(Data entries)

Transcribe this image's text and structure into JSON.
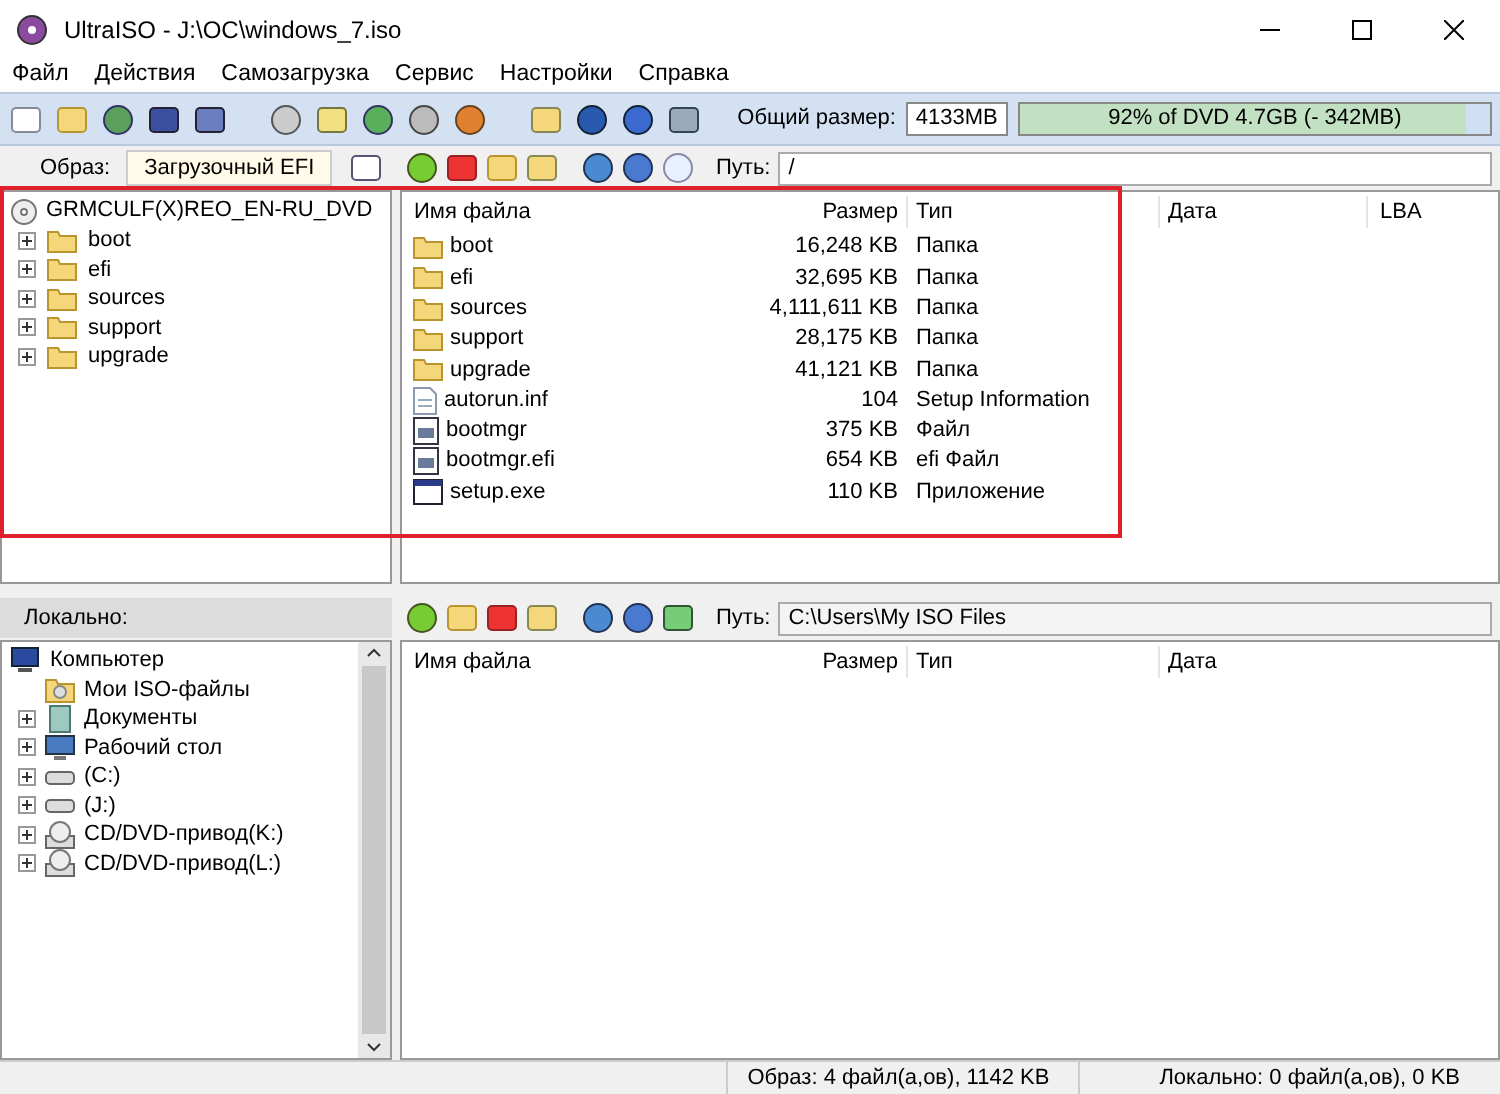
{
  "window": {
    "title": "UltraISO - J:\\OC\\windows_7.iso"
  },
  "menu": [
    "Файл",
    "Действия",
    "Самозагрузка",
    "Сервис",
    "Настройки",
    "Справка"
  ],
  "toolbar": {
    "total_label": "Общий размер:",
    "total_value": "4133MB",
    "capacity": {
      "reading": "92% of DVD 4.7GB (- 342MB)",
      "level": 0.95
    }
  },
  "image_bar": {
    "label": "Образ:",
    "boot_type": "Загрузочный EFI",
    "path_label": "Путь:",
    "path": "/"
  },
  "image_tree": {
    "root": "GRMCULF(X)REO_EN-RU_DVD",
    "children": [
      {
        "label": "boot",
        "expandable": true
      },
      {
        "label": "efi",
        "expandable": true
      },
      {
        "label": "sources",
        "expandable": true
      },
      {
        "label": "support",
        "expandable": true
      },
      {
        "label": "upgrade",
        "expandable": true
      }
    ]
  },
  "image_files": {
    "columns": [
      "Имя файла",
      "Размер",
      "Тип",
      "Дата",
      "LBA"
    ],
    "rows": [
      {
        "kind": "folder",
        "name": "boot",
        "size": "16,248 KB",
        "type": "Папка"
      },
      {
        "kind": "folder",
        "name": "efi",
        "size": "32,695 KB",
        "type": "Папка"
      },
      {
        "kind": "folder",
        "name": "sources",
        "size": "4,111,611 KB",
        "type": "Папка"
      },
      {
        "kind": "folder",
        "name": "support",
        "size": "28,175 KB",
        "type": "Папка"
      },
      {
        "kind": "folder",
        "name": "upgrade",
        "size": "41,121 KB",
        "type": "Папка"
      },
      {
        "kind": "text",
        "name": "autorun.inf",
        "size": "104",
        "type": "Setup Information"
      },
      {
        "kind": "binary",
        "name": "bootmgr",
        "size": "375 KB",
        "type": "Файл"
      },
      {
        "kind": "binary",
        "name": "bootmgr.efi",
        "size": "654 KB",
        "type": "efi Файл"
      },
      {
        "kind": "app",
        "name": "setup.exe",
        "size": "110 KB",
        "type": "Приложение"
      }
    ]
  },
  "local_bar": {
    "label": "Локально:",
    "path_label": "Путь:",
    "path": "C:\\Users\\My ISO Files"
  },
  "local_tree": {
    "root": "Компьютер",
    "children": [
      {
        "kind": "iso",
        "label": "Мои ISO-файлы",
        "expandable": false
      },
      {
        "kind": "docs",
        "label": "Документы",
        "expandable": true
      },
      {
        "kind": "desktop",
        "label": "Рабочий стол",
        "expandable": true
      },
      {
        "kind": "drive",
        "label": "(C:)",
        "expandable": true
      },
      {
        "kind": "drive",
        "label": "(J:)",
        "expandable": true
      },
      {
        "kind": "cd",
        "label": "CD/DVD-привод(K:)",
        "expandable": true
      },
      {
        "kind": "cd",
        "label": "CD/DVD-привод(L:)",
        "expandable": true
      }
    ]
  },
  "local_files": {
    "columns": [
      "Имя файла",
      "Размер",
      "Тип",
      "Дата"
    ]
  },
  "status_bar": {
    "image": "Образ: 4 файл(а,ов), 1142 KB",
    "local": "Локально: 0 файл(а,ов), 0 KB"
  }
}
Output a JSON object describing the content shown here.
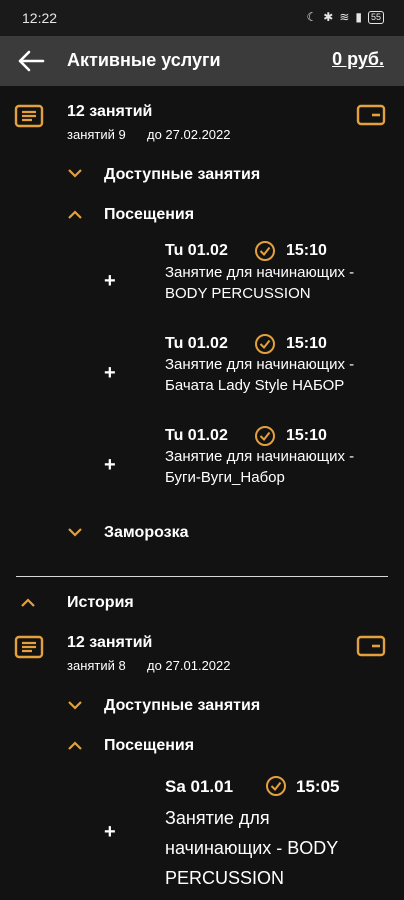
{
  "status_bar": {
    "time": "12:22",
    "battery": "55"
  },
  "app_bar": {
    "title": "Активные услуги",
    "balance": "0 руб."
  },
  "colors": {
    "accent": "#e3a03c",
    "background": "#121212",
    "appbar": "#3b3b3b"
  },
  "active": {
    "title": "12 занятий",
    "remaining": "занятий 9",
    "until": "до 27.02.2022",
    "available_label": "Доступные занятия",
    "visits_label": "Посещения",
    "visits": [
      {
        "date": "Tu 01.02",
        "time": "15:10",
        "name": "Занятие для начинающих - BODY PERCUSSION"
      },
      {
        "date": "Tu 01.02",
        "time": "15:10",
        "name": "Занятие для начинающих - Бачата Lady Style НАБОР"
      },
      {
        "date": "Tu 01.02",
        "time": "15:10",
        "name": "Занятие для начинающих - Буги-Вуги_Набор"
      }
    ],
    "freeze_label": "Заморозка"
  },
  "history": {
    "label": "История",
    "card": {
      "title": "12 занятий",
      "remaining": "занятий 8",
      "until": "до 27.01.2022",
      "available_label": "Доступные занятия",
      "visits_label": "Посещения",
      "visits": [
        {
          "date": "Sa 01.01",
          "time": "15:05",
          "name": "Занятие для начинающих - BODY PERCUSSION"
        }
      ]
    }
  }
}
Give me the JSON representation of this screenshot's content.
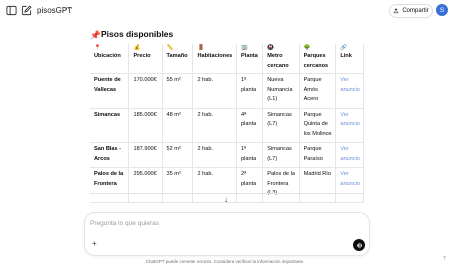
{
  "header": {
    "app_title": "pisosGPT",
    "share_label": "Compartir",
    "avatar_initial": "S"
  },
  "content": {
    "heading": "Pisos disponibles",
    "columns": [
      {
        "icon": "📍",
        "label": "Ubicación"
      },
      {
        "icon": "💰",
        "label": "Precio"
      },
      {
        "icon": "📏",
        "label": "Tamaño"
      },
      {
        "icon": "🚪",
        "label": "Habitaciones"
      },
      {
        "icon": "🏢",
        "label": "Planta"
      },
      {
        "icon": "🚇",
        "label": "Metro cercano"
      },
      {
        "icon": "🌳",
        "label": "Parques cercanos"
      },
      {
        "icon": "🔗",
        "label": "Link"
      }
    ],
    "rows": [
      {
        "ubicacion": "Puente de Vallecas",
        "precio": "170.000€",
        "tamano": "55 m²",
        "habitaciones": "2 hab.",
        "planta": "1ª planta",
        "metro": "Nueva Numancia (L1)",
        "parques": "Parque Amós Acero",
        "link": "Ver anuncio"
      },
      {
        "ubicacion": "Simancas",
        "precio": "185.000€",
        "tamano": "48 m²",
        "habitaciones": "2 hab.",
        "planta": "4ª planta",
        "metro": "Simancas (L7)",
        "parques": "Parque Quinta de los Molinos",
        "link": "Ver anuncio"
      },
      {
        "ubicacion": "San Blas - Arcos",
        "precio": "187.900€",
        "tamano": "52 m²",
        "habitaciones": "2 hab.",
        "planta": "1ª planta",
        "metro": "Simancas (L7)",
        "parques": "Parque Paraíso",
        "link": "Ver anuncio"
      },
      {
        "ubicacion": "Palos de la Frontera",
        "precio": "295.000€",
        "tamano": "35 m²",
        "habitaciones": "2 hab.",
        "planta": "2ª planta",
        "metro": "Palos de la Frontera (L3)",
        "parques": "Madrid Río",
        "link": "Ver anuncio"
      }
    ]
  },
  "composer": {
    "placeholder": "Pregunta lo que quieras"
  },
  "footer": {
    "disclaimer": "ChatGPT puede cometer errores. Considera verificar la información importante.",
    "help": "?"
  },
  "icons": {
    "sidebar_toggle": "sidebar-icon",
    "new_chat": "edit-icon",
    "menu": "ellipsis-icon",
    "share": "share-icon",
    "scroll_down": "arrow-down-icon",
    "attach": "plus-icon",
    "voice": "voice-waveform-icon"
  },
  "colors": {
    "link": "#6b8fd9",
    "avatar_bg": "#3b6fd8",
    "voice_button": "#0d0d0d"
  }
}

__Objective__. Quote every entry exactly, with the pictures omitted.

__Result__.
Transcribe this image's text and structure into JSON.
{
  "window": {
    "title": "UltraISO - J:\\OC\\windows_7.iso"
  },
  "menu": [
    "Файл",
    "Действия",
    "Самозагрузка",
    "Сервис",
    "Настройки",
    "Справка"
  ],
  "toolbar": {
    "total_label": "Общий размер:",
    "total_value": "4133MB",
    "capacity": {
      "reading": "92% of DVD 4.7GB (- 342MB)",
      "level": 0.95
    }
  },
  "image_bar": {
    "label": "Образ:",
    "boot_type": "Загрузочный EFI",
    "path_label": "Путь:",
    "path": "/"
  },
  "image_tree": {
    "root": "GRMCULF(X)REO_EN-RU_DVD",
    "children": [
      {
        "label": "boot",
        "expandable": true
      },
      {
        "label": "efi",
        "expandable": true
      },
      {
        "label": "sources",
        "expandable": true
      },
      {
        "label": "support",
        "expandable": true
      },
      {
        "label": "upgrade",
        "expandable": true
      }
    ]
  },
  "image_files": {
    "columns": [
      "Имя файла",
      "Размер",
      "Тип",
      "Дата",
      "LBA"
    ],
    "rows": [
      {
        "kind": "folder",
        "name": "boot",
        "size": "16,248 KB",
        "type": "Папка"
      },
      {
        "kind": "folder",
        "name": "efi",
        "size": "32,695 KB",
        "type": "Папка"
      },
      {
        "kind": "folder",
        "name": "sources",
        "size": "4,111,611 KB",
        "type": "Папка"
      },
      {
        "kind": "folder",
        "name": "support",
        "size": "28,175 KB",
        "type": "Папка"
      },
      {
        "kind": "folder",
        "name": "upgrade",
        "size": "41,121 KB",
        "type": "Папка"
      },
      {
        "kind": "text",
        "name": "autorun.inf",
        "size": "104",
        "type": "Setup Information"
      },
      {
        "kind": "binary",
        "name": "bootmgr",
        "size": "375 KB",
        "type": "Файл"
      },
      {
        "kind": "binary",
        "name": "bootmgr.efi",
        "size": "654 KB",
        "type": "efi Файл"
      },
      {
        "kind": "app",
        "name": "setup.exe",
        "size": "110 KB",
        "type": "Приложение"
      }
    ]
  },
  "local_bar": {
    "label": "Локально:",
    "path_label": "Путь:",
    "path": "C:\\Users\\My ISO Files"
  },
  "local_tree": {
    "root": "Компьютер",
    "children": [
      {
        "kind": "iso",
        "label": "Мои ISO-файлы",
        "expandable": false
      },
      {
        "kind": "docs",
        "label": "Документы",
        "expandable": true
      },
      {
        "kind": "desktop",
        "label": "Рабочий стол",
        "expandable": true
      },
      {
        "kind": "drive",
        "label": "(C:)",
        "expandable": true
      },
      {
        "kind": "drive",
        "label": "(J:)",
        "expandable": true
      },
      {
        "kind": "cd",
        "label": "CD/DVD-привод(K:)",
        "expandable": true
      },
      {
        "kind": "cd",
        "label": "CD/DVD-привод(L:)",
        "expandable": true
      }
    ]
  },
  "local_files": {
    "columns": [
      "Имя файла",
      "Размер",
      "Тип",
      "Дата"
    ]
  },
  "status_bar": {
    "image": "Образ: 4 файл(а,ов), 1142 KB",
    "local": "Локально: 0 файл(а,ов), 0 KB"
  }
}
Output a JSON object describing the content shown here.
{
  "status_bar": {
    "time": "12:22",
    "battery": "55"
  },
  "app_bar": {
    "title": "Активные услуги",
    "balance": "0 руб."
  },
  "colors": {
    "accent": "#e3a03c",
    "background": "#121212",
    "appbar": "#3b3b3b"
  },
  "active": {
    "title": "12 занятий",
    "remaining": "занятий 9",
    "until": "до 27.02.2022",
    "available_label": "Доступные занятия",
    "visits_label": "Посещения",
    "visits": [
      {
        "date": "Tu 01.02",
        "time": "15:10",
        "name": "Занятие для начинающих - BODY PERCUSSION"
      },
      {
        "date": "Tu 01.02",
        "time": "15:10",
        "name": "Занятие для начинающих - Бачата Lady Style НАБОР"
      },
      {
        "date": "Tu 01.02",
        "time": "15:10",
        "name": "Занятие для начинающих - Буги-Вуги_Набор"
      }
    ],
    "freeze_label": "Заморозка"
  },
  "history": {
    "label": "История",
    "card": {
      "title": "12 занятий",
      "remaining": "занятий 8",
      "until": "до 27.01.2022",
      "available_label": "Доступные занятия",
      "visits_label": "Посещения",
      "visits": [
        {
          "date": "Sa 01.01",
          "time": "15:05",
          "name": "Занятие для начинающих - BODY PERCUSSION"
        }
      ]
    }
  }
}
Give me the JSON representation of this screenshot's content.
{
  "header": {
    "app_title": "pisosGPT",
    "share_label": "Compartir",
    "avatar_initial": "S"
  },
  "content": {
    "heading": "Pisos disponibles",
    "columns": [
      {
        "icon": "📍",
        "label": "Ubicación"
      },
      {
        "icon": "💰",
        "label": "Precio"
      },
      {
        "icon": "📏",
        "label": "Tamaño"
      },
      {
        "icon": "🚪",
        "label": "Habitaciones"
      },
      {
        "icon": "🏢",
        "label": "Planta"
      },
      {
        "icon": "🚇",
        "label": "Metro cercano"
      },
      {
        "icon": "🌳",
        "label": "Parques cercanos"
      },
      {
        "icon": "🔗",
        "label": "Link"
      }
    ],
    "rows": [
      {
        "ubicacion": "Puente de Vallecas",
        "precio": "170.000€",
        "tamano": "55 m²",
        "habitaciones": "2 hab.",
        "planta": "1ª planta",
        "metro": "Nueva Numancia (L1)",
        "parques": "Parque Amós Acero",
        "link": "Ver anuncio"
      },
      {
        "ubicacion": "Simancas",
        "precio": "185.000€",
        "tamano": "48 m²",
        "habitaciones": "2 hab.",
        "planta": "4ª planta",
        "metro": "Simancas (L7)",
        "parques": "Parque Quinta de los Molinos",
        "link": "Ver anuncio"
      },
      {
        "ubicacion": "San Blas - Arcos",
        "precio": "187.900€",
        "tamano": "52 m²",
        "habitaciones": "2 hab.",
        "planta": "1ª planta",
        "metro": "Simancas (L7)",
        "parques": "Parque Paraíso",
        "link": "Ver anuncio"
      },
      {
        "ubicacion": "Palos de la Frontera",
        "precio": "295.000€",
        "tamano": "35 m²",
        "habitaciones": "2 hab.",
        "planta": "2ª planta",
        "metro": "Palos de la Frontera (L3)",
        "parques": "Madrid Río",
        "link": "Ver anuncio"
      }
    ]
  },
  "composer": {
    "placeholder": "Pregunta lo que quieras"
  },
  "footer": {
    "disclaimer": "ChatGPT puede cometer errores. Considera verificar la información importante.",
    "help": "?"
  },
  "icons": {
    "sidebar_toggle": "sidebar-icon",
    "new_chat": "edit-icon",
    "menu": "ellipsis-icon",
    "share": "share-icon",
    "scroll_down": "arrow-down-icon",
    "attach": "plus-icon",
    "voice": "voice-waveform-icon"
  },
  "colors": {
    "link": "#6b8fd9",
    "avatar_bg": "#3b6fd8",
    "voice_button": "#0d0d0d"
  }
}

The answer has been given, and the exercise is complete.